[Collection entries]
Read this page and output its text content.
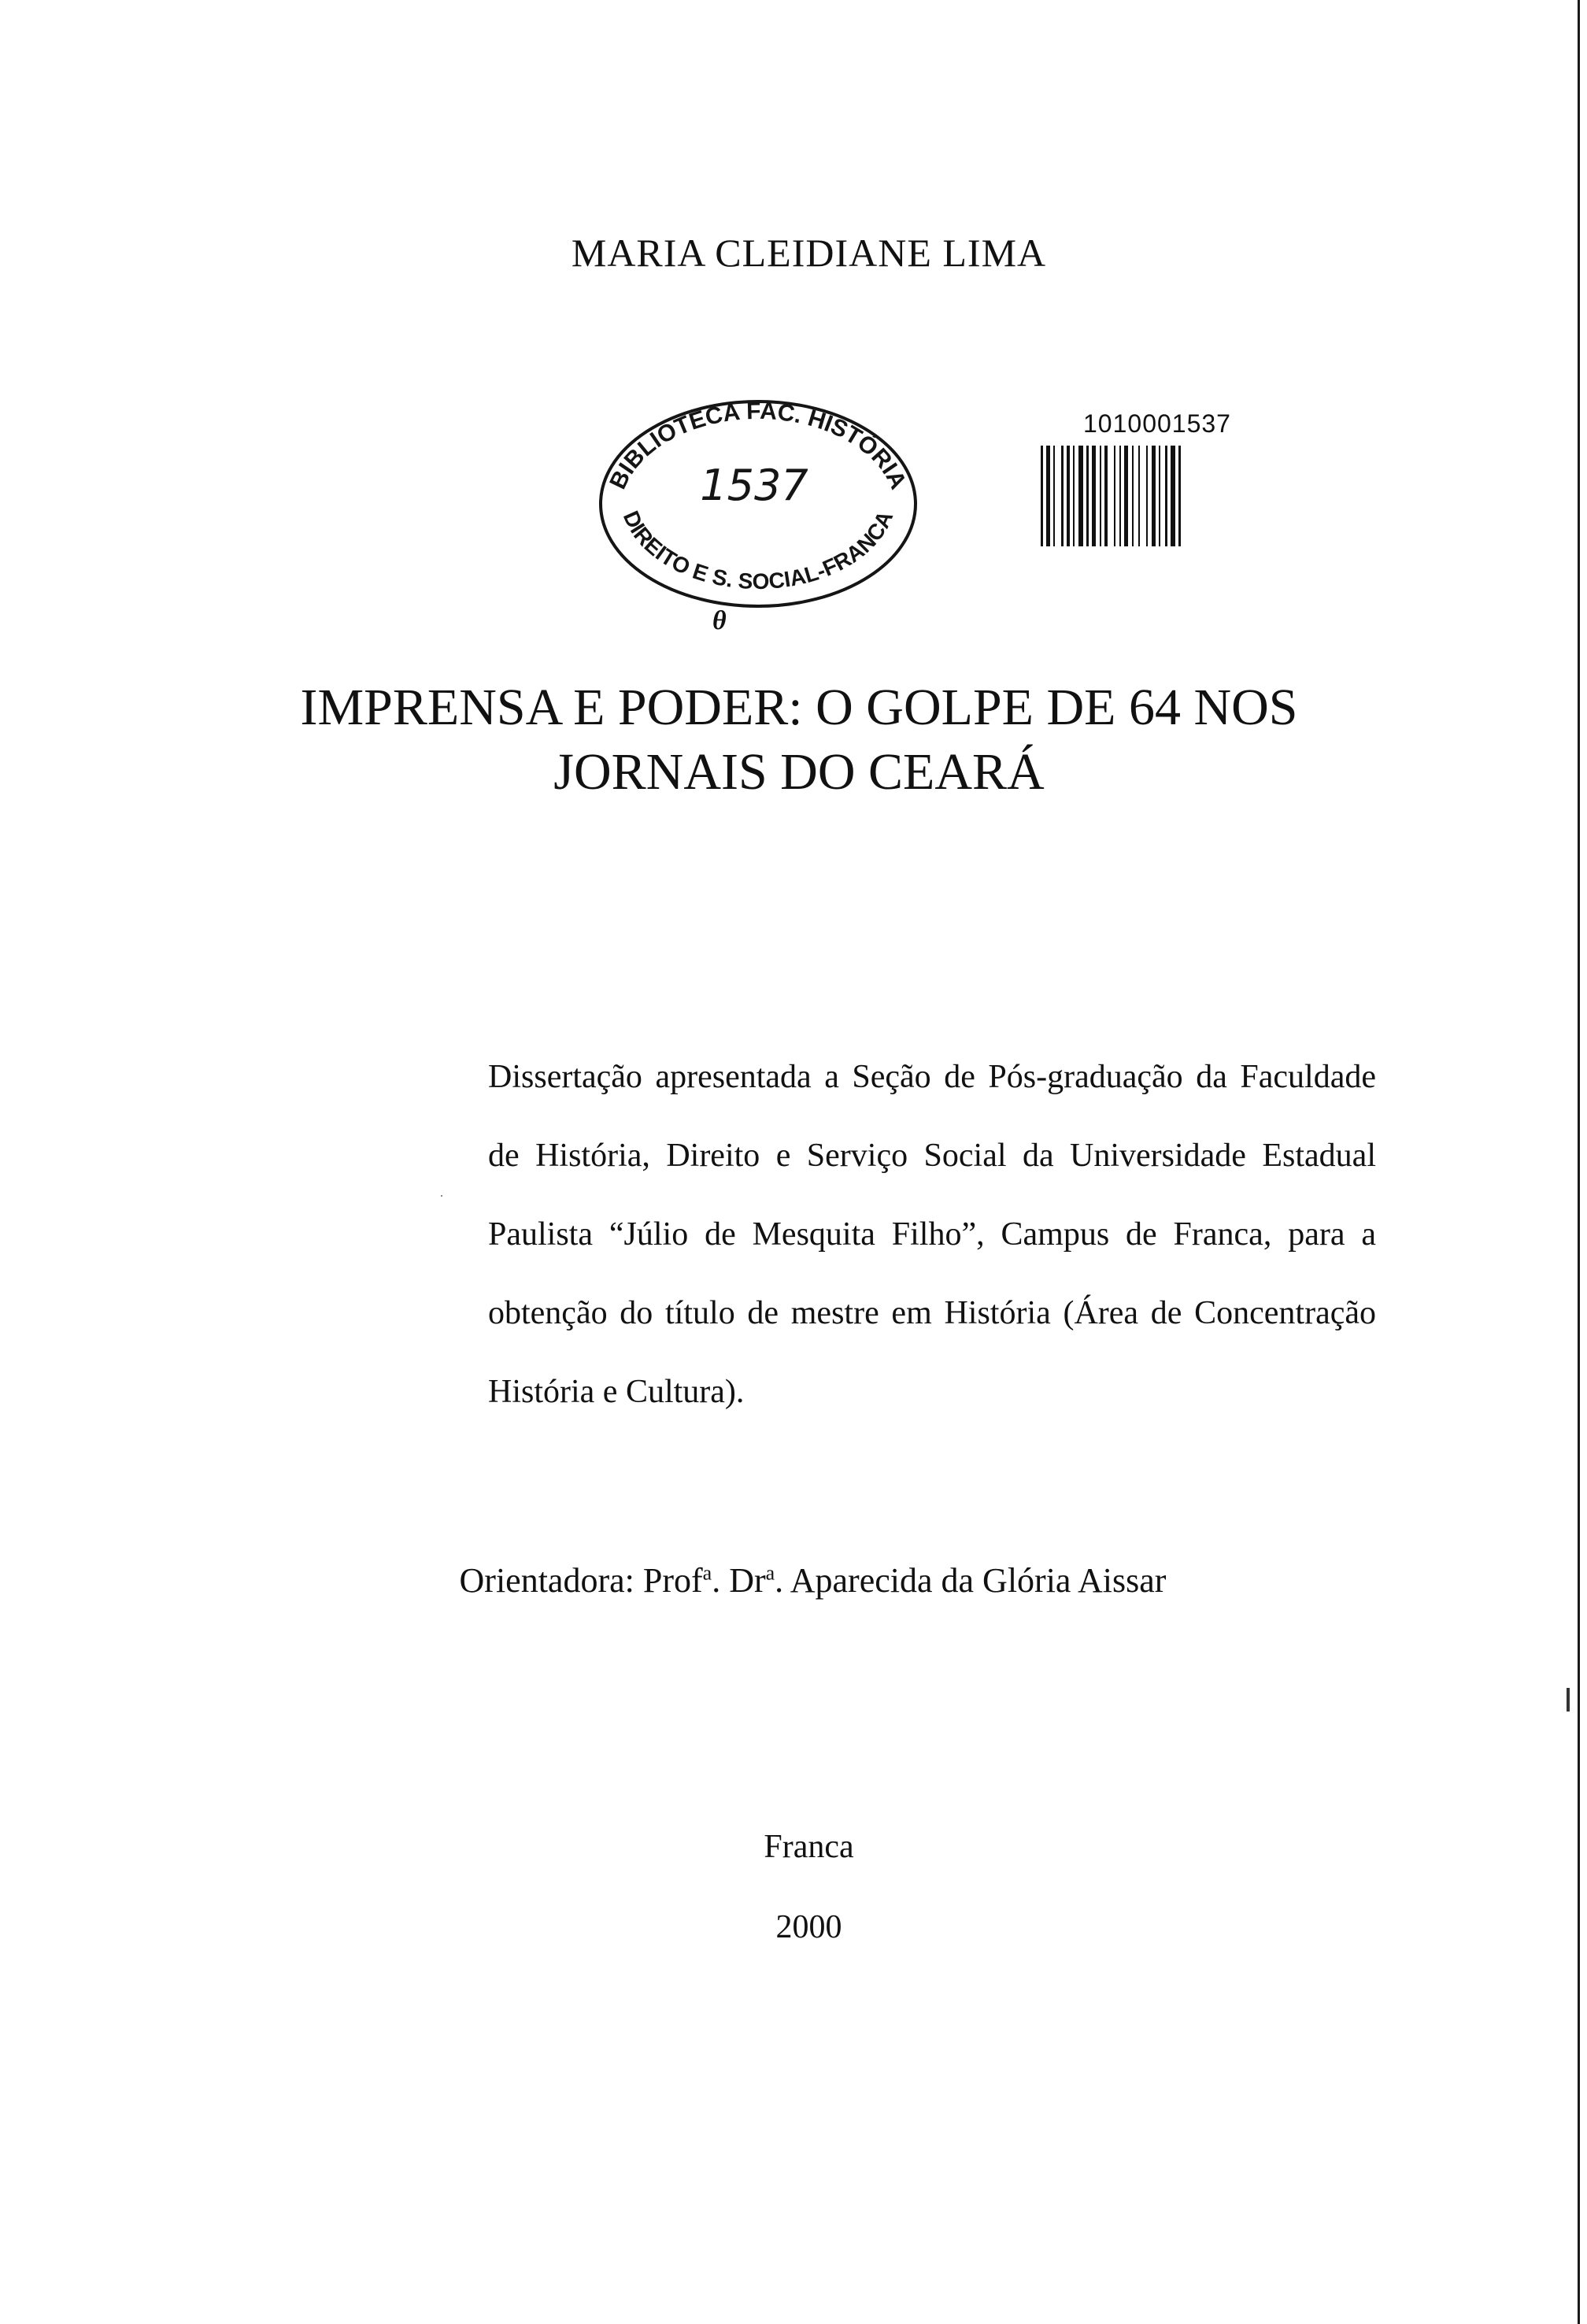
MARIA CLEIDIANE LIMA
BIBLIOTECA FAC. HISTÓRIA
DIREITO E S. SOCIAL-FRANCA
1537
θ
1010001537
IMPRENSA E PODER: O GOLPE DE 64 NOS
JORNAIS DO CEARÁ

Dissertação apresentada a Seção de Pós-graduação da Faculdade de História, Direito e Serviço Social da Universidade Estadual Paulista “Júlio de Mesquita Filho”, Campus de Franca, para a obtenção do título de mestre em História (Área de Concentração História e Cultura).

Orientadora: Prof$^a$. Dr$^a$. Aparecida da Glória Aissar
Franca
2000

Stated problem: Each record above is to be restated exactly, with its pictures removed from the copy.

Response to this task:
Read this page and output its text content.
MARIA CLEIDIANE LIMA
BIBLIOTECA FAC. HISTÓRIA
DIREITO E S. SOCIAL-FRANCA
1537
θ
1010001537
IMPRENSA E PODER: O GOLPE DE 64 NOS
JORNAIS DO CEARÁ

Dissertação apresentada a Seção de Pós-graduação da Faculdade de História, Direito e Serviço Social da Universidade Estadual Paulista “Júlio de Mesquita Filho”, Campus de Franca, para a obtenção do título de mestre em História (Área de Concentração História e Cultura).

Orientadora: Prof$^a$. Dr$^a$. Aparecida da Glória Aissar
Franca
2000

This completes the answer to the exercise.